[Supplied material start]

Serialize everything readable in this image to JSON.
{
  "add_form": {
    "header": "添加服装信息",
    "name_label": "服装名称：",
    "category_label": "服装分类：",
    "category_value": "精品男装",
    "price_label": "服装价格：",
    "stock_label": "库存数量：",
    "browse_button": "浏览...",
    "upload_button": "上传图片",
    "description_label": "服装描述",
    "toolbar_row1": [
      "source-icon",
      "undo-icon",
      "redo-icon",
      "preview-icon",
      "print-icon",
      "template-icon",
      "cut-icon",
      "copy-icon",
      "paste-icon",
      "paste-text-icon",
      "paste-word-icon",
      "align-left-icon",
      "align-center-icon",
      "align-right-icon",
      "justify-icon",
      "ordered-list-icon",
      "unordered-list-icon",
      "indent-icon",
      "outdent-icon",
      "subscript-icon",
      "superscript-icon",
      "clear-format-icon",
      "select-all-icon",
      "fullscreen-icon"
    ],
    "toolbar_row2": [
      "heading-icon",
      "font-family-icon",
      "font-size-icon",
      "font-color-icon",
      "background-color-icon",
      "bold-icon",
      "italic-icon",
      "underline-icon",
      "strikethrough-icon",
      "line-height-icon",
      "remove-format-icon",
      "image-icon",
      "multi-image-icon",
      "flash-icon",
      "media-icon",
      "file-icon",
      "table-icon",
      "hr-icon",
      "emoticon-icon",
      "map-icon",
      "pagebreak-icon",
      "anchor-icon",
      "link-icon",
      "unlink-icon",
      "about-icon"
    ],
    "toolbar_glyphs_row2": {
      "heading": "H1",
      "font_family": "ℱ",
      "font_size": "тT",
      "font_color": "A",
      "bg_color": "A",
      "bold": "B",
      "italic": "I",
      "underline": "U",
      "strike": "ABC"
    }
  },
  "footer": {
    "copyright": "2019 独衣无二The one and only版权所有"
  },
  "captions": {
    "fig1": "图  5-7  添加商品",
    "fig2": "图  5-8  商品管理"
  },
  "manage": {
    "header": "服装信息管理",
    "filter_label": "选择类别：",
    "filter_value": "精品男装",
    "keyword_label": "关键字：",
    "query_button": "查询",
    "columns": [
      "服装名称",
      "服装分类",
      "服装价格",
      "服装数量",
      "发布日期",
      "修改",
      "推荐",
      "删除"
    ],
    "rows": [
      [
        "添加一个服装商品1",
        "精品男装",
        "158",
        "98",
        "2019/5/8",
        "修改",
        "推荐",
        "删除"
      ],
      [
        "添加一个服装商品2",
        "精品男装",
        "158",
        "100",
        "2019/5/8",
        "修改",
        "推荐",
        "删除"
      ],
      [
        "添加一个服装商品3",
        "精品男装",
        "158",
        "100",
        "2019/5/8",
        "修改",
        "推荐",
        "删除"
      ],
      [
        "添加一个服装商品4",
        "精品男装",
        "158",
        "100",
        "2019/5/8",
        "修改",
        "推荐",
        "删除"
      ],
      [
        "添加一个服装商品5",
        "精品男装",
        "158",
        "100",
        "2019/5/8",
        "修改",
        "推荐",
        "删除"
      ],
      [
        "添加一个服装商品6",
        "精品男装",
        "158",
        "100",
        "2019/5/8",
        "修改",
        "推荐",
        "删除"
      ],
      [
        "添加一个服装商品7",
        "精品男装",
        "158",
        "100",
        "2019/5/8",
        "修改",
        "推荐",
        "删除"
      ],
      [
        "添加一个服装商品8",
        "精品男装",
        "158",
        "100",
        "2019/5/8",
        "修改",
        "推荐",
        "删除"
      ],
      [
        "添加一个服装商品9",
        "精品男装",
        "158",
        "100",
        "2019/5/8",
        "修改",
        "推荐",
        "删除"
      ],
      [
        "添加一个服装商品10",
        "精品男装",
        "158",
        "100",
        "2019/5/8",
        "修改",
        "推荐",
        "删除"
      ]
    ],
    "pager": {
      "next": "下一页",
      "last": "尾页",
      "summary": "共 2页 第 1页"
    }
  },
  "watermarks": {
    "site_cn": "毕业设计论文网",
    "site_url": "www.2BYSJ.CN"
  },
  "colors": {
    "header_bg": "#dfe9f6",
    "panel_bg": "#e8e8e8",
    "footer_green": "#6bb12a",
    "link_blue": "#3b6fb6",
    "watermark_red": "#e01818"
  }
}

[Supplied material end]

Written request =
Return the whole listing exactly, with every line included.

Full response =
Serialize everything readable in this image to JSON.
{
  "add_form": {
    "header": "添加服装信息",
    "name_label": "服装名称：",
    "category_label": "服装分类：",
    "category_value": "精品男装",
    "price_label": "服装价格：",
    "stock_label": "库存数量：",
    "browse_button": "浏览...",
    "upload_button": "上传图片",
    "description_label": "服装描述",
    "toolbar_row1": [
      "source-icon",
      "undo-icon",
      "redo-icon",
      "preview-icon",
      "print-icon",
      "template-icon",
      "cut-icon",
      "copy-icon",
      "paste-icon",
      "paste-text-icon",
      "paste-word-icon",
      "align-left-icon",
      "align-center-icon",
      "align-right-icon",
      "justify-icon",
      "ordered-list-icon",
      "unordered-list-icon",
      "indent-icon",
      "outdent-icon",
      "subscript-icon",
      "superscript-icon",
      "clear-format-icon",
      "select-all-icon",
      "fullscreen-icon"
    ],
    "toolbar_row2": [
      "heading-icon",
      "font-family-icon",
      "font-size-icon",
      "font-color-icon",
      "background-color-icon",
      "bold-icon",
      "italic-icon",
      "underline-icon",
      "strikethrough-icon",
      "line-height-icon",
      "remove-format-icon",
      "image-icon",
      "multi-image-icon",
      "flash-icon",
      "media-icon",
      "file-icon",
      "table-icon",
      "hr-icon",
      "emoticon-icon",
      "map-icon",
      "pagebreak-icon",
      "anchor-icon",
      "link-icon",
      "unlink-icon",
      "about-icon"
    ],
    "toolbar_glyphs_row2": {
      "heading": "H1",
      "font_family": "ℱ",
      "font_size": "тT",
      "font_color": "A",
      "bg_color": "A",
      "bold": "B",
      "italic": "I",
      "underline": "U",
      "strike": "ABC"
    }
  },
  "footer": {
    "copyright": "2019 独衣无二The one and only版权所有"
  },
  "captions": {
    "fig1": "图  5-7  添加商品",
    "fig2": "图  5-8  商品管理"
  },
  "manage": {
    "header": "服装信息管理",
    "filter_label": "选择类别：",
    "filter_value": "精品男装",
    "keyword_label": "关键字：",
    "query_button": "查询",
    "columns": [
      "服装名称",
      "服装分类",
      "服装价格",
      "服装数量",
      "发布日期",
      "修改",
      "推荐",
      "删除"
    ],
    "rows": [
      [
        "添加一个服装商品1",
        "精品男装",
        "158",
        "98",
        "2019/5/8",
        "修改",
        "推荐",
        "删除"
      ],
      [
        "添加一个服装商品2",
        "精品男装",
        "158",
        "100",
        "2019/5/8",
        "修改",
        "推荐",
        "删除"
      ],
      [
        "添加一个服装商品3",
        "精品男装",
        "158",
        "100",
        "2019/5/8",
        "修改",
        "推荐",
        "删除"
      ],
      [
        "添加一个服装商品4",
        "精品男装",
        "158",
        "100",
        "2019/5/8",
        "修改",
        "推荐",
        "删除"
      ],
      [
        "添加一个服装商品5",
        "精品男装",
        "158",
        "100",
        "2019/5/8",
        "修改",
        "推荐",
        "删除"
      ],
      [
        "添加一个服装商品6",
        "精品男装",
        "158",
        "100",
        "2019/5/8",
        "修改",
        "推荐",
        "删除"
      ],
      [
        "添加一个服装商品7",
        "精品男装",
        "158",
        "100",
        "2019/5/8",
        "修改",
        "推荐",
        "删除"
      ],
      [
        "添加一个服装商品8",
        "精品男装",
        "158",
        "100",
        "2019/5/8",
        "修改",
        "推荐",
        "删除"
      ],
      [
        "添加一个服装商品9",
        "精品男装",
        "158",
        "100",
        "2019/5/8",
        "修改",
        "推荐",
        "删除"
      ],
      [
        "添加一个服装商品10",
        "精品男装",
        "158",
        "100",
        "2019/5/8",
        "修改",
        "推荐",
        "删除"
      ]
    ],
    "pager": {
      "next": "下一页",
      "last": "尾页",
      "summary": "共 2页 第 1页"
    }
  },
  "watermarks": {
    "site_cn": "毕业设计论文网",
    "site_url": "www.2BYSJ.CN"
  },
  "colors": {
    "header_bg": "#dfe9f6",
    "panel_bg": "#e8e8e8",
    "footer_green": "#6bb12a",
    "link_blue": "#3b6fb6",
    "watermark_red": "#e01818"
  }
}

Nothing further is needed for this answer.